**SOURCE DATA**
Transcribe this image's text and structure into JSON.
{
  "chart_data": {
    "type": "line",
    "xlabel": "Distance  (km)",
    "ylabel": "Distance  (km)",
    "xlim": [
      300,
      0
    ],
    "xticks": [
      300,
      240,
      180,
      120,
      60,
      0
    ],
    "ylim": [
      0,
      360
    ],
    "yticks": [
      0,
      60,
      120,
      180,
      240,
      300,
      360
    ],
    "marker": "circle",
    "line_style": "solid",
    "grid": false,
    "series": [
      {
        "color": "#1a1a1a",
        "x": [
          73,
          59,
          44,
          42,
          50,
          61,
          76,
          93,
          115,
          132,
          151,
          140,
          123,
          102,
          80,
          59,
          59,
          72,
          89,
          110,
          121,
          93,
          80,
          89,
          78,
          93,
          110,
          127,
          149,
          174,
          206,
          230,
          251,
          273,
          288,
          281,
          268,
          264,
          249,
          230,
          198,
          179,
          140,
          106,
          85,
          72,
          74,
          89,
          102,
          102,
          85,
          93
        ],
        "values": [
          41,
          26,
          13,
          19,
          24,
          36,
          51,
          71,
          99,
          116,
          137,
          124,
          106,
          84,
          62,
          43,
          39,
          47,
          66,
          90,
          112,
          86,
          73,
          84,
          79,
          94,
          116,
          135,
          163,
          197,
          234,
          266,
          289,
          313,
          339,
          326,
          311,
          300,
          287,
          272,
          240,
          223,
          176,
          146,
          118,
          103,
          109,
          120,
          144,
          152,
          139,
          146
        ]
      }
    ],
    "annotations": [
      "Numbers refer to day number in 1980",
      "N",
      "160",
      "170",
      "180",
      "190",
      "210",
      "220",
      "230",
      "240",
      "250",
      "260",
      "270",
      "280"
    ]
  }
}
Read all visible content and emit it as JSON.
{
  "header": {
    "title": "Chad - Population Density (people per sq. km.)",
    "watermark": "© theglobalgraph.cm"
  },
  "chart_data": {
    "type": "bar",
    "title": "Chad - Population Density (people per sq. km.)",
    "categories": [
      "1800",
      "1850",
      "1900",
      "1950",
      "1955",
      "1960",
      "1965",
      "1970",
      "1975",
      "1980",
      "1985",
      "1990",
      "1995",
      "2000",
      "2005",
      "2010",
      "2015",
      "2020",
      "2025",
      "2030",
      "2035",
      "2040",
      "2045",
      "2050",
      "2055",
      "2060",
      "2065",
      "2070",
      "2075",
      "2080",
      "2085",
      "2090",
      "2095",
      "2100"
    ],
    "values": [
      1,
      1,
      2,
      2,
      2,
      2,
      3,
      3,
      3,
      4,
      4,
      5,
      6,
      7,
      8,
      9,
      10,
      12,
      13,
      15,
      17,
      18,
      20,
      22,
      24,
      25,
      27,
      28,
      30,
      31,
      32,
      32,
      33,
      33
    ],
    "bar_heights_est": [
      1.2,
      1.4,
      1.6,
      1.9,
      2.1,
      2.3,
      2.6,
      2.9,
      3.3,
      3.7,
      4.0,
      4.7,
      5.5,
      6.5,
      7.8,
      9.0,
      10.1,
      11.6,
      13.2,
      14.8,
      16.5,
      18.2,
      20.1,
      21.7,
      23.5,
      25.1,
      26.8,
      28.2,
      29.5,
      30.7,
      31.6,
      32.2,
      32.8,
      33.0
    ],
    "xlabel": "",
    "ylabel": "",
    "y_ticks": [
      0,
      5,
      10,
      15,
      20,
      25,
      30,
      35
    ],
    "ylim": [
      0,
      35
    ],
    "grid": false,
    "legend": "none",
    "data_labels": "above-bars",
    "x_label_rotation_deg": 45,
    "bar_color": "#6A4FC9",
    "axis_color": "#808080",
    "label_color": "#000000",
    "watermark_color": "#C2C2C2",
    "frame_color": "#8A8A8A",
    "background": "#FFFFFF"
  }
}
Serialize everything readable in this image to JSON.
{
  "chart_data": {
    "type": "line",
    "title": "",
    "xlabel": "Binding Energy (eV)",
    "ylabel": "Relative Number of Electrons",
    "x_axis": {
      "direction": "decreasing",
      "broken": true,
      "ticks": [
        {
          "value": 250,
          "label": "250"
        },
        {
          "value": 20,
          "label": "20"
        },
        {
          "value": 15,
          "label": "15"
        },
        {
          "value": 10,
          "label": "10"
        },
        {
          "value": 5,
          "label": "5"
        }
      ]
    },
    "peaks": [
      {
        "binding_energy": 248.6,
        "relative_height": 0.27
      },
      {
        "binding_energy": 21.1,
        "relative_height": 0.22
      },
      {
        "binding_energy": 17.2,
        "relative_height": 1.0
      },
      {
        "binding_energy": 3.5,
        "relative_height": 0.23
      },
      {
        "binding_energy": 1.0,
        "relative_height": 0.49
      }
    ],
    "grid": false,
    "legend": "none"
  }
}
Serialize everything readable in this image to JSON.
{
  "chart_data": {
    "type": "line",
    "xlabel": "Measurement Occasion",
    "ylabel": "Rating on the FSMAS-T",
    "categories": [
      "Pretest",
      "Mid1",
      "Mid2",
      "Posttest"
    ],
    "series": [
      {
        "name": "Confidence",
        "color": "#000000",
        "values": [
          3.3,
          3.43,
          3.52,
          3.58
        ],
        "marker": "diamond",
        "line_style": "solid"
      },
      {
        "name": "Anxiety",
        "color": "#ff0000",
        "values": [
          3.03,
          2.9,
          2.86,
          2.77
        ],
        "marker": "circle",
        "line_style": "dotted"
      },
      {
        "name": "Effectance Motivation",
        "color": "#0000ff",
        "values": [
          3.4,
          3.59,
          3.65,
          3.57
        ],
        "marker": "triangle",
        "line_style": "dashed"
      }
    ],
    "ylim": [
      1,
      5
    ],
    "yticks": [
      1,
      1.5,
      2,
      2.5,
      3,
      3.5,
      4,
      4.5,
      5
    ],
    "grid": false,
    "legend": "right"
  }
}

**SHORT EXERCISE**
Identify how many lines in the entries above contain the word "Distance" and provide only that figure.

**SOLVED PROBLEM**
2